--- START OF Exercise inputs ---

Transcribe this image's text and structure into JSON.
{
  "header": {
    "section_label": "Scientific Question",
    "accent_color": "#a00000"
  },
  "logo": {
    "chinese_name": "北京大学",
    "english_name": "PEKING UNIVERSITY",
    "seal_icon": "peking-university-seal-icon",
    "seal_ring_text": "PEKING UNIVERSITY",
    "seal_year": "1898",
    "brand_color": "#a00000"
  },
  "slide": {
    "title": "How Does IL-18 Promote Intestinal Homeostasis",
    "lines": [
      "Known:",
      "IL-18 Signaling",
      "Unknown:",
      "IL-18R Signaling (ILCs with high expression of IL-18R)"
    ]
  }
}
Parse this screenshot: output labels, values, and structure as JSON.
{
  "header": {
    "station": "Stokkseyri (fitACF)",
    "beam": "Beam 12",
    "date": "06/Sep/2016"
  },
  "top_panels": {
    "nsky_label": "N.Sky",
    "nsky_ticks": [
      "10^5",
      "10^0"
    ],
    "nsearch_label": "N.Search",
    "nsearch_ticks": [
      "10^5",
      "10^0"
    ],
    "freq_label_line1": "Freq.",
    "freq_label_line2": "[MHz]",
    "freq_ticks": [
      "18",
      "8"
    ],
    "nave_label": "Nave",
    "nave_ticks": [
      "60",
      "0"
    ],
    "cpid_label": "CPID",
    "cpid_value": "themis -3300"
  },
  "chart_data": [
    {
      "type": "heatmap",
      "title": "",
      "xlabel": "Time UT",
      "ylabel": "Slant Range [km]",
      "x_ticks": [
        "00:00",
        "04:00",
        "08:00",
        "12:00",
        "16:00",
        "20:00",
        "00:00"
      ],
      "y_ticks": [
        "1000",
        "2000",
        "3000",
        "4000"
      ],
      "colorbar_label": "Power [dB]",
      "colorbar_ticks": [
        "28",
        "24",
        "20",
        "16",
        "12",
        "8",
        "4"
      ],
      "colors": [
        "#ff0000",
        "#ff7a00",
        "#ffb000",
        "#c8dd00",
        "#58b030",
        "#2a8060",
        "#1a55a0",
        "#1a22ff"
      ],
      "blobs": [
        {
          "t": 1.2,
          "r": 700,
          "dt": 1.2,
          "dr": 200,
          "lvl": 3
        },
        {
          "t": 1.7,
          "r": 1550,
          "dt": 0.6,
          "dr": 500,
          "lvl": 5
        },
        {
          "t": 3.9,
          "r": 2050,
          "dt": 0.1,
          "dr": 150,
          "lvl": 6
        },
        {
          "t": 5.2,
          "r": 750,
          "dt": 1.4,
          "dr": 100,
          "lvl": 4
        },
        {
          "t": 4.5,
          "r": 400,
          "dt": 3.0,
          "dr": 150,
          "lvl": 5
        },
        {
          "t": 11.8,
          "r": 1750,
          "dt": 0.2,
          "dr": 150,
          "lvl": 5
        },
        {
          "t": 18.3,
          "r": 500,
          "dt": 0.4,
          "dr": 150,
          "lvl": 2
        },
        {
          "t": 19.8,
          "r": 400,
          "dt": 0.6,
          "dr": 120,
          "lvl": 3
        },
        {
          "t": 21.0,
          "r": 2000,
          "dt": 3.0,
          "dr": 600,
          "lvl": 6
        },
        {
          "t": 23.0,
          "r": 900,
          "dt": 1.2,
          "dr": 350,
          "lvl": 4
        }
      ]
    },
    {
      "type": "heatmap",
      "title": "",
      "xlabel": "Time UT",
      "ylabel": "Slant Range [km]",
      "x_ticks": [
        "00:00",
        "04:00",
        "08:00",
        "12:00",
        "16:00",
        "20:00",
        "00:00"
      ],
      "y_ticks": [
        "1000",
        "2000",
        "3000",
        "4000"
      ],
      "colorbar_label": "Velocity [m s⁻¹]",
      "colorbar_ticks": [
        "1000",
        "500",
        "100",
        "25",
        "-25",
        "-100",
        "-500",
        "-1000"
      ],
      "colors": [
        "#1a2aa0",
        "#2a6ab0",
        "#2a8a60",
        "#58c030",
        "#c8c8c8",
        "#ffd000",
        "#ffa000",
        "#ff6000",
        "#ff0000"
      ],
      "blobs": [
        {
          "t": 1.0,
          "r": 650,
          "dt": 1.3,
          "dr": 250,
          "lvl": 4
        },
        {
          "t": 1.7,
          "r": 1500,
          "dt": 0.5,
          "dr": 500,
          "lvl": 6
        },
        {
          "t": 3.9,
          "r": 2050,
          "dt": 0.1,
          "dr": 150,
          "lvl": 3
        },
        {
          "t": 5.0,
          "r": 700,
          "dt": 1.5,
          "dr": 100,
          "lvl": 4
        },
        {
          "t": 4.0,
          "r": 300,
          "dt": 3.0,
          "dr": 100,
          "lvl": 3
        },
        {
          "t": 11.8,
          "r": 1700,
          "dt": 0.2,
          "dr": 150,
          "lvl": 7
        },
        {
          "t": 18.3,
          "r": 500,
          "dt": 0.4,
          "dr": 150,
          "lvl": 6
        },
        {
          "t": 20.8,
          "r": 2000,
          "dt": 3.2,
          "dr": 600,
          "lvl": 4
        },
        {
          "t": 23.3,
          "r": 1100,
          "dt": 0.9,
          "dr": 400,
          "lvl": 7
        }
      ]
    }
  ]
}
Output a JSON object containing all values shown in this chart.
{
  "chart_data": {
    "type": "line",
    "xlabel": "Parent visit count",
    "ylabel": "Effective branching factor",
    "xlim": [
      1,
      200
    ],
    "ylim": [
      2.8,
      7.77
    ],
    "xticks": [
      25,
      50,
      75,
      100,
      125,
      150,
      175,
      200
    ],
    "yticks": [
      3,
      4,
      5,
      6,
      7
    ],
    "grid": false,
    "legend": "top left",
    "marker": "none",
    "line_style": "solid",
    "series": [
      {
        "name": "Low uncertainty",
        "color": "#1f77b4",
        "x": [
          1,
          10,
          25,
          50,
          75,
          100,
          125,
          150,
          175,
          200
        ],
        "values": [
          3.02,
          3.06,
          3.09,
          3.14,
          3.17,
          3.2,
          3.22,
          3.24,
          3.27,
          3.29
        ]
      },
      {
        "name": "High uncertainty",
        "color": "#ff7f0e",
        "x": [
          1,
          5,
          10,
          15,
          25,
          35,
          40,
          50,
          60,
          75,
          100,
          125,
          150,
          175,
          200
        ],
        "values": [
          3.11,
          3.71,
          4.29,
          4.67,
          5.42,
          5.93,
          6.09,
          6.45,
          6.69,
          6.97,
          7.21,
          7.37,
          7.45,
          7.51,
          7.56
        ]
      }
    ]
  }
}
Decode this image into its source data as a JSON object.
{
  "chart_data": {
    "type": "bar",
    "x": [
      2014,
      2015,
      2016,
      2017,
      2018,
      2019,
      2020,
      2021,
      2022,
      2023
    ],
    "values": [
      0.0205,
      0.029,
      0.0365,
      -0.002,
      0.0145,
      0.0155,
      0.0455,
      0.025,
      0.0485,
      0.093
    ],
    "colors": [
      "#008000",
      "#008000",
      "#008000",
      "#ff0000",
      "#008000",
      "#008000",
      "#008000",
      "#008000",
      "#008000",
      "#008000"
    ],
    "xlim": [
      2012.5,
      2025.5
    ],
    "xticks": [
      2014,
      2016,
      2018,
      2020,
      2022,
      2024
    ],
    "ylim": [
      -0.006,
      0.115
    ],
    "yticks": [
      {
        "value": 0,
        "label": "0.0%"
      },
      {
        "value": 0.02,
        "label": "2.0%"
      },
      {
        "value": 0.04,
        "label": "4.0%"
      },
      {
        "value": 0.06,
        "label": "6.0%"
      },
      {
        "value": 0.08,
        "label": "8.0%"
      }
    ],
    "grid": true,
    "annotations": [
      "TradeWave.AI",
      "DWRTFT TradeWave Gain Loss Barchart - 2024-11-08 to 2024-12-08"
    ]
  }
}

--- END OF Exercise inputs ---

- Task instructions:
Return exactly, and only, the line containing "Decode this image" and every line after it through the end of the material.

- Worked solution:
Decode this image into its source data as a JSON object.
{
  "chart_data": {
    "type": "bar",
    "x": [
      2014,
      2015,
      2016,
      2017,
      2018,
      2019,
      2020,
      2021,
      2022,
      2023
    ],
    "values": [
      0.0205,
      0.029,
      0.0365,
      -0.002,
      0.0145,
      0.0155,
      0.0455,
      0.025,
      0.0485,
      0.093
    ],
    "colors": [
      "#008000",
      "#008000",
      "#008000",
      "#ff0000",
      "#008000",
      "#008000",
      "#008000",
      "#008000",
      "#008000",
      "#008000"
    ],
    "xlim": [
      2012.5,
      2025.5
    ],
    "xticks": [
      2014,
      2016,
      2018,
      2020,
      2022,
      2024
    ],
    "ylim": [
      -0.006,
      0.115
    ],
    "yticks": [
      {
        "value": 0,
        "label": "0.0%"
      },
      {
        "value": 0.02,
        "label": "2.0%"
      },
      {
        "value": 0.04,
        "label": "4.0%"
      },
      {
        "value": 0.06,
        "label": "6.0%"
      },
      {
        "value": 0.08,
        "label": "8.0%"
      }
    ],
    "grid": true,
    "annotations": [
      "TradeWave.AI",
      "DWRTFT TradeWave Gain Loss Barchart - 2024-11-08 to 2024-12-08"
    ]
  }
}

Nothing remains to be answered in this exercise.